____ EXTRAIT CHOISI
Le Roi Arthur chez les punks

par
King Arthur

© Carole Parodi

Un semi-opéra tel que ‘King Arthur’ sur un texte de John Dryden avec une musique d’Henry Purcell est par définition une œuvre difficile, voire impossible à monter. Car ce ‘drammatick opera’ proche du genre du ‘mask’, créé au Dorset Garden Theatre de Londres en mai ou juin 1691, est une pièce de théâtre parlé entrecoupée de passages instrumentaux ou vocaux où interviennent les solistes ou le chœur. De la partition originale non publiée, il ne reste qu’une soixantaine de séquences dévolues à des personnages secondaires, souvent surnaturels, parfois guerriers ou campagnards, alors que l’action, totalement indépendante, se concentre sur la rivalité entre Arthur, roi des Bretons, et Oswald, roi des Saxons. Pour obtenir les faveurs de la malheureuse Emmeline qui est aveugle, le premier est aidé par Merlin qui introduit le surnaturel par la magie, quand le second est soutenu par le sorcier Osmond, ce qui lui a permis d’enlever la jeune fille. Mais le dénouement de cette trame, filandreuse par sa longueur, sera heureux.
________
____ DOCUMENTS FOURNIS
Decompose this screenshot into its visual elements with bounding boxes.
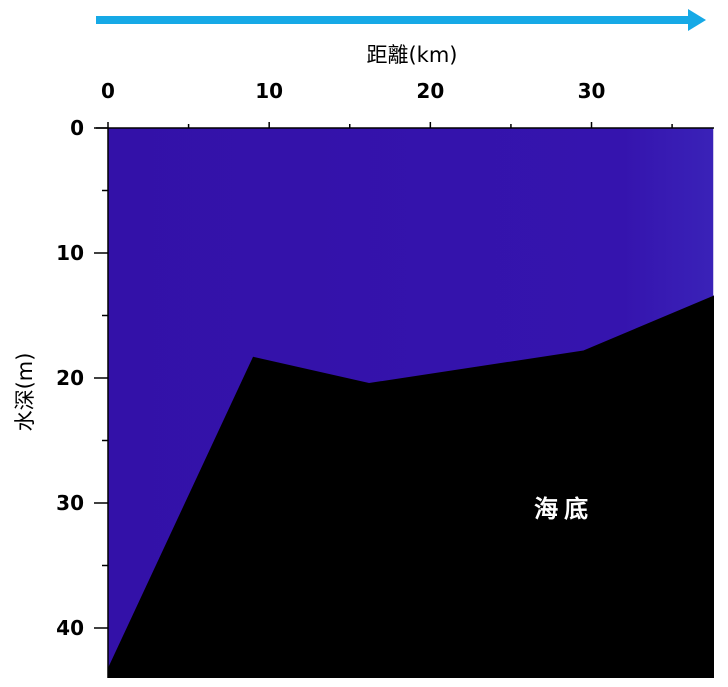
direction-arrow-head [688,9,706,31]
x-tick-label: 10 [255,79,283,103]
x-tick-label: 20 [416,79,444,103]
y-tick-label: 10 [56,241,84,265]
seabed-area [108,295,714,678]
x-tick-label: 0 [101,79,115,103]
seabed-label: 海底 [534,495,594,523]
y-tick-label: 30 [56,491,84,515]
direction-arrow [96,9,706,31]
y-tick-label: 20 [56,366,84,390]
x-axis-ticks: 0 10 20 30 [101,79,673,128]
y-tick-label: 0 [70,116,84,140]
y-axis-ticks: 0 10 20 30 40 [56,116,108,640]
y-tick-label: 40 [56,616,84,640]
x-tick-label: 30 [578,79,606,103]
y-axis-title: 水深(m) [13,353,37,432]
x-axis-title: 距離(km) [366,43,457,67]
________
_SÉRIE D'EXERCICES:_
1. D'après l'extrait choisi, pourquoi un semi-opéra comme « King Arthur » est-il une œuvre difficile, voire impossible à monter ? Répondez en une à trois phrases.
2. Répondez brièvement à chaque question à l'aide de l'extrait choisi.
(a) Où et quand l'œuvre a-t-elle été créée ?
(b) Combien de séquences reste-t-il de la partition originale ?
(c) Qui aide Arthur pour obtenir les faveurs d'Emmeline ?
3. Résumez l'extrait choisi en deux phrases.

_LES RÉPONSES:_
1. Ce « drammatick opera », proche du genre du « mask », est une pièce de théâtre parlé entrecoupée de passages instrumentaux ou vocaux. Dans ces passages interviennent les solistes ou le chœur.

2.
(a) Au Dorset Garden Theatre de Londres, en mai ou juin 1691.
(b) Une soixantaine.
(c) Merlin.

3. Le semi-opéra « King Arthur », sur un texte de John Dryden et une musique d'Henry Purcell, est difficile à monter, car c'est une pièce de théâtre parlé entrecoupée de passages instrumentaux ou vocaux, dont il ne reste qu'une soixantaine de séquences confiées à des personnages secondaires. L'action oppose Arthur, roi des Bretons, aidé par Merlin, à Oswald, roi des Saxons, soutenu par le sorcier Osmond, pour obtenir les faveurs de l'aveugle Emmeline, et son dénouement est heureux.